■ INSTRUCTIONS FOR THE TASK
Count how many lines hold the string "this". Give that number alone.

Stored dataset items
((

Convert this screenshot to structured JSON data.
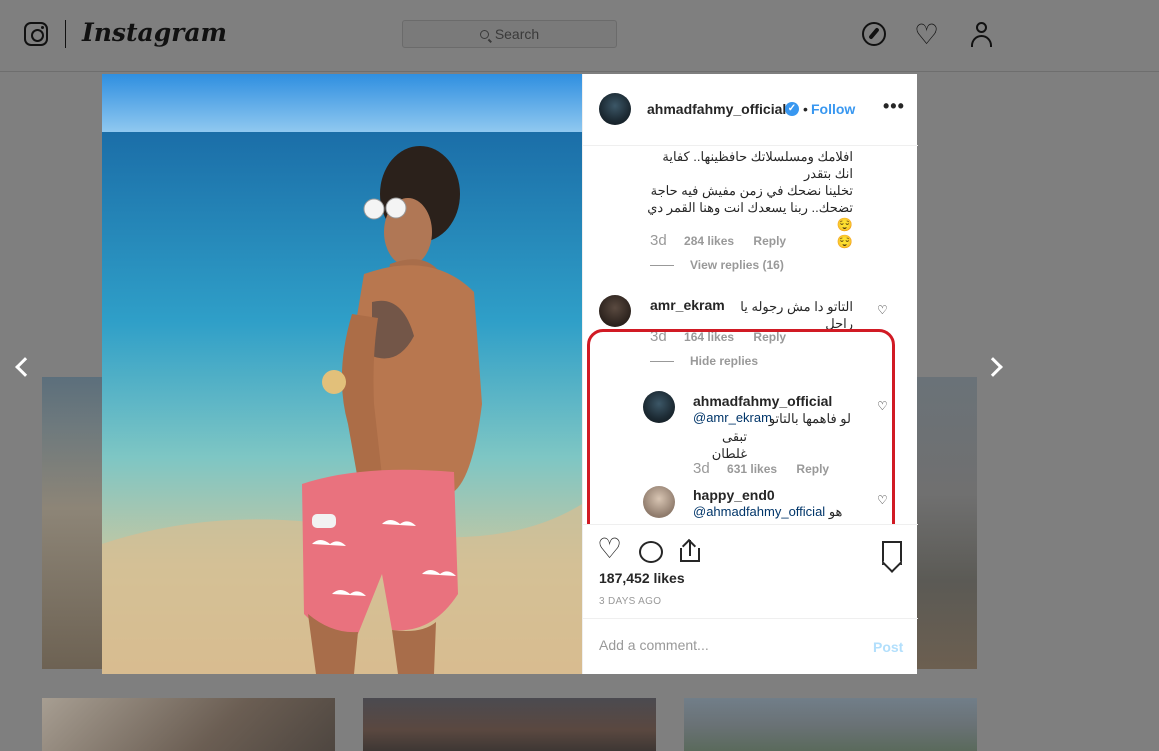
{
  "topbar": {
    "brand": "Instagram",
    "search_placeholder": "Search",
    "icons": [
      "instagram-camera-icon",
      "compass-icon",
      "heart-icon",
      "profile-icon"
    ]
  },
  "post": {
    "author": "ahmadfahmy_official",
    "follow_label": "Follow",
    "more_label": "•••",
    "likes_text": "187,452 likes",
    "date_text": "3 DAYS AGO",
    "add_comment_placeholder": "Add a comment...",
    "post_label": "Post"
  },
  "comments": [
    {
      "text_lines": [
        "افلامك ومسلسلاتك حافظينها.. كفاية انك بتقدر",
        "تخلينا نضحك في زمن مفيش فيه حاجة",
        "تضحك.. ربنا يسعدك انت وهنا القمر دي 😌",
        "😌"
      ],
      "time": "3d",
      "likes": "284 likes",
      "reply_label": "Reply",
      "replies_toggle": "View replies (16)"
    },
    {
      "user": "amr_ekram",
      "text": "التاتو دا مش رجوله يا راجل",
      "time": "3d",
      "likes": "164 likes",
      "reply_label": "Reply",
      "replies_toggle": "Hide replies",
      "reply": {
        "user": "ahmadfahmy_official",
        "mention": "@amr_ekram",
        "text_a": "لو فاهمها بالتاتو",
        "text_b": "تبقى غلطان",
        "time": "3d",
        "likes": "631 likes",
        "reply_label": "Reply"
      }
    },
    {
      "user": "happy_end0",
      "mention": "@ahmadfahmy_official",
      "text": "هو"
    }
  ],
  "colors": {
    "accent": "#3897f0",
    "highlight": "#d11a24",
    "overlay": "#7f7f7f"
  }
}
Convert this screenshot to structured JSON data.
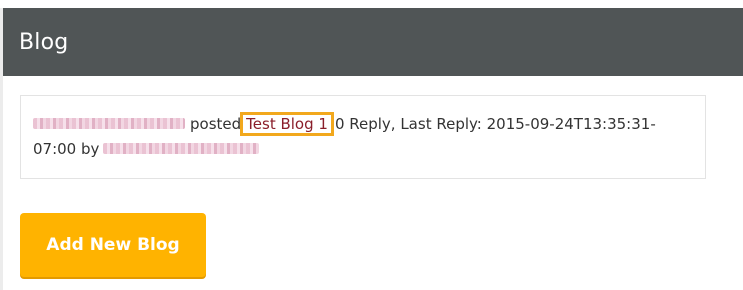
{
  "header": {
    "title": "Blog"
  },
  "post": {
    "verb": "posted",
    "blog_title": "Test Blog 1",
    "replies_text": "0 Reply, Last Reply: 2015-09-24T13:35:31-07:00 by"
  },
  "actions": {
    "add_label": "Add New Blog"
  },
  "colors": {
    "header_bg": "#505556",
    "link": "#8a1e2a",
    "highlight": "#f2a81d",
    "button_bg": "#ffb300"
  }
}
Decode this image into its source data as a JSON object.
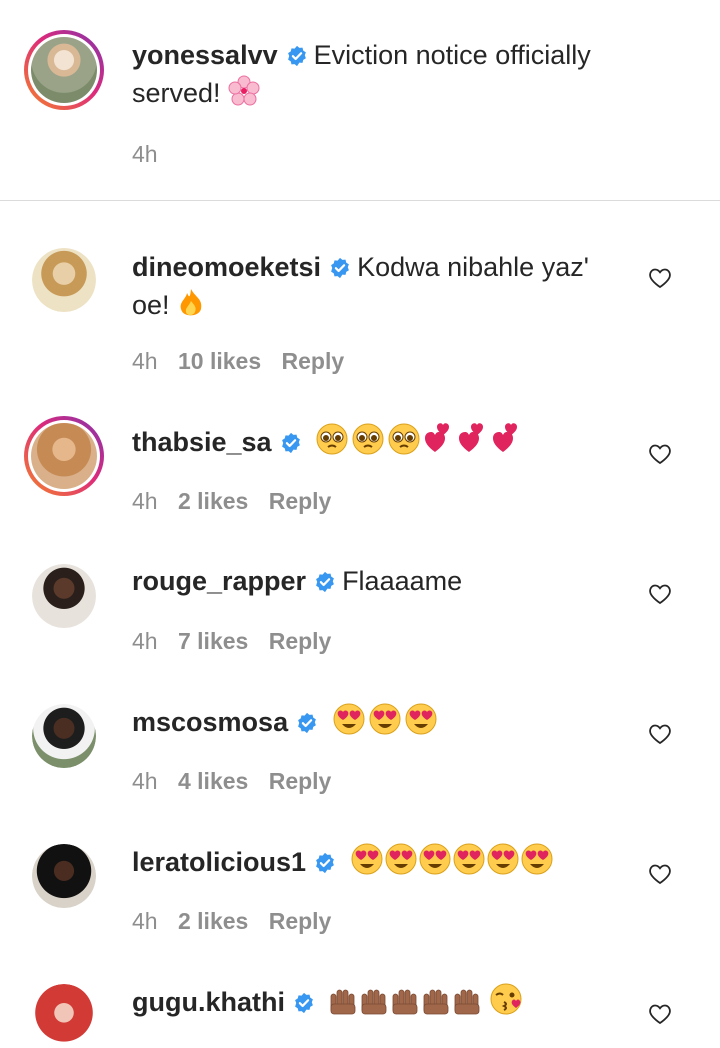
{
  "caption": {
    "username": "yonessalvv",
    "text": "Eviction notice officially served!",
    "emoji": "cherry-blossom",
    "time": "4h"
  },
  "comments": [
    {
      "username": "dineomoeketsi",
      "text": "Kodwa nibahle yaz' oe!",
      "emoji": "fire",
      "time": "4h",
      "likes": "10 likes",
      "reply": "Reply"
    },
    {
      "username": "thabsie_sa",
      "text": "",
      "emoji": "pleading-faces-and-two-hearts",
      "time": "4h",
      "likes": "2 likes",
      "reply": "Reply"
    },
    {
      "username": "rouge_rapper",
      "text": "Flaaaame",
      "emoji": "",
      "time": "4h",
      "likes": "7 likes",
      "reply": "Reply"
    },
    {
      "username": "mscosmosa",
      "text": "",
      "emoji": "heart-eyes-x3",
      "time": "4h",
      "likes": "4 likes",
      "reply": "Reply"
    },
    {
      "username": "leratolicious1",
      "text": "",
      "emoji": "heart-eyes-x6",
      "time": "4h",
      "likes": "2 likes",
      "reply": "Reply"
    },
    {
      "username": "gugu.khathi",
      "text": "",
      "emoji": "raised-hands-x5-kiss",
      "time": "",
      "likes": "",
      "reply": ""
    }
  ],
  "colors": {
    "verified": "#3897f0",
    "meta_text": "#8e8e8e",
    "divider": "#dbdbdb",
    "story_ring_start": "#f58529",
    "story_ring_end": "#8134af"
  },
  "icons": [
    "verified-badge-icon",
    "heart-outline-icon"
  ]
}
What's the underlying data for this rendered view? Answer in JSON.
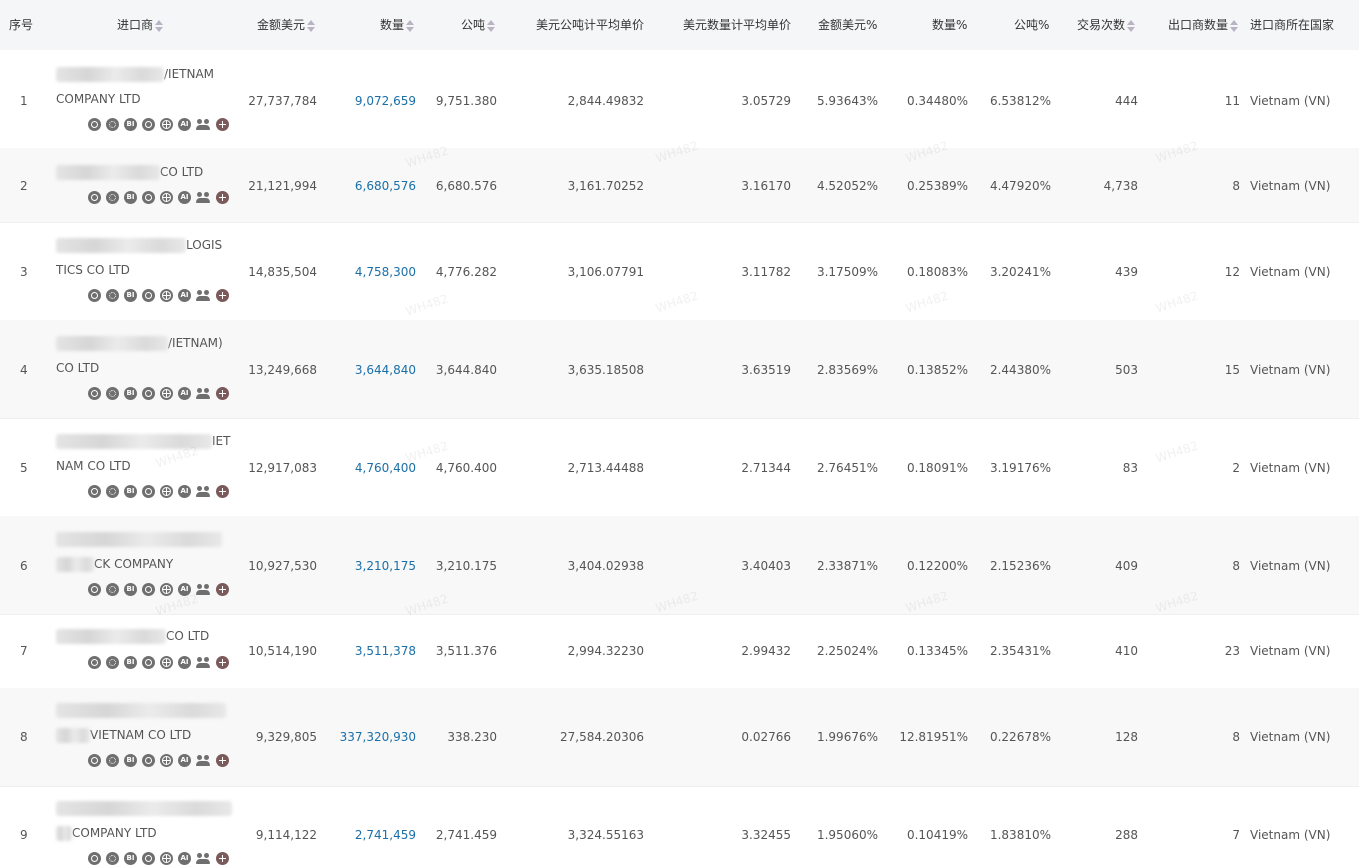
{
  "headers": {
    "index": "序号",
    "importer": "进口商",
    "amount_usd": "金额美元",
    "quantity": "数量",
    "tons": "公吨",
    "usd_per_ton": "美元公吨计平均单价",
    "usd_per_qty": "美元数量计平均单价",
    "amount_pct": "金额美元%",
    "qty_pct": "数量%",
    "ton_pct": "公吨%",
    "trades": "交易次数",
    "exporters": "出口商数量",
    "country": "进口商所在国家"
  },
  "watermark_text": "WH482",
  "icon_labels": {
    "bi": "BI",
    "ai": "AI"
  },
  "rows": [
    {
      "index": "1",
      "name1": "/IETNAM",
      "name2": "COMPANY LTD",
      "amount": "27,737,784",
      "qty": "9,072,659",
      "tons": "9,751.380",
      "usd_ton": "2,844.49832",
      "usd_qty": "3.05729",
      "amt_pct": "5.93643%",
      "qty_pct": "0.34480%",
      "ton_pct": "6.53812%",
      "trades": "444",
      "exporters": "11",
      "country": "Vietnam (VN)"
    },
    {
      "index": "2",
      "name1": "CO LTD",
      "name2": "",
      "amount": "21,121,994",
      "qty": "6,680,576",
      "tons": "6,680.576",
      "usd_ton": "3,161.70252",
      "usd_qty": "3.16170",
      "amt_pct": "4.52052%",
      "qty_pct": "0.25389%",
      "ton_pct": "4.47920%",
      "trades": "4,738",
      "exporters": "8",
      "country": "Vietnam (VN)"
    },
    {
      "index": "3",
      "name1": "LOGIS",
      "name2": "TICS CO LTD",
      "amount": "14,835,504",
      "qty": "4,758,300",
      "tons": "4,776.282",
      "usd_ton": "3,106.07791",
      "usd_qty": "3.11782",
      "amt_pct": "3.17509%",
      "qty_pct": "0.18083%",
      "ton_pct": "3.20241%",
      "trades": "439",
      "exporters": "12",
      "country": "Vietnam (VN)"
    },
    {
      "index": "4",
      "name1": "/IETNAM)",
      "name2": "CO LTD",
      "amount": "13,249,668",
      "qty": "3,644,840",
      "tons": "3,644.840",
      "usd_ton": "3,635.18508",
      "usd_qty": "3.63519",
      "amt_pct": "2.83569%",
      "qty_pct": "0.13852%",
      "ton_pct": "2.44380%",
      "trades": "503",
      "exporters": "15",
      "country": "Vietnam (VN)"
    },
    {
      "index": "5",
      "name1": "IET",
      "name2": "NAM CO LTD",
      "amount": "12,917,083",
      "qty": "4,760,400",
      "tons": "4,760.400",
      "usd_ton": "2,713.44488",
      "usd_qty": "2.71344",
      "amt_pct": "2.76451%",
      "qty_pct": "0.18091%",
      "ton_pct": "3.19176%",
      "trades": "83",
      "exporters": "2",
      "country": "Vietnam (VN)"
    },
    {
      "index": "6",
      "name1": "",
      "name2": "CK COMPANY",
      "amount": "10,927,530",
      "qty": "3,210,175",
      "tons": "3,210.175",
      "usd_ton": "3,404.02938",
      "usd_qty": "3.40403",
      "amt_pct": "2.33871%",
      "qty_pct": "0.12200%",
      "ton_pct": "2.15236%",
      "trades": "409",
      "exporters": "8",
      "country": "Vietnam (VN)"
    },
    {
      "index": "7",
      "name1": "CO LTD",
      "name2": "",
      "amount": "10,514,190",
      "qty": "3,511,378",
      "tons": "3,511.376",
      "usd_ton": "2,994.32230",
      "usd_qty": "2.99432",
      "amt_pct": "2.25024%",
      "qty_pct": "0.13345%",
      "ton_pct": "2.35431%",
      "trades": "410",
      "exporters": "23",
      "country": "Vietnam (VN)"
    },
    {
      "index": "8",
      "name1": "",
      "name2": "VIETNAM CO LTD",
      "amount": "9,329,805",
      "qty": "337,320,930",
      "tons": "338.230",
      "usd_ton": "27,584.20306",
      "usd_qty": "0.02766",
      "amt_pct": "1.99676%",
      "qty_pct": "12.81951%",
      "ton_pct": "0.22678%",
      "trades": "128",
      "exporters": "8",
      "country": "Vietnam (VN)"
    },
    {
      "index": "9",
      "name1": "",
      "name2": "COMPANY LTD",
      "amount": "9,114,122",
      "qty": "2,741,459",
      "tons": "2,741.459",
      "usd_ton": "3,324.55163",
      "usd_qty": "3.32455",
      "amt_pct": "1.95060%",
      "qty_pct": "0.10419%",
      "ton_pct": "1.83810%",
      "trades": "288",
      "exporters": "7",
      "country": "Vietnam (VN)"
    }
  ]
}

))

■ COMPLETE OUTPUT
4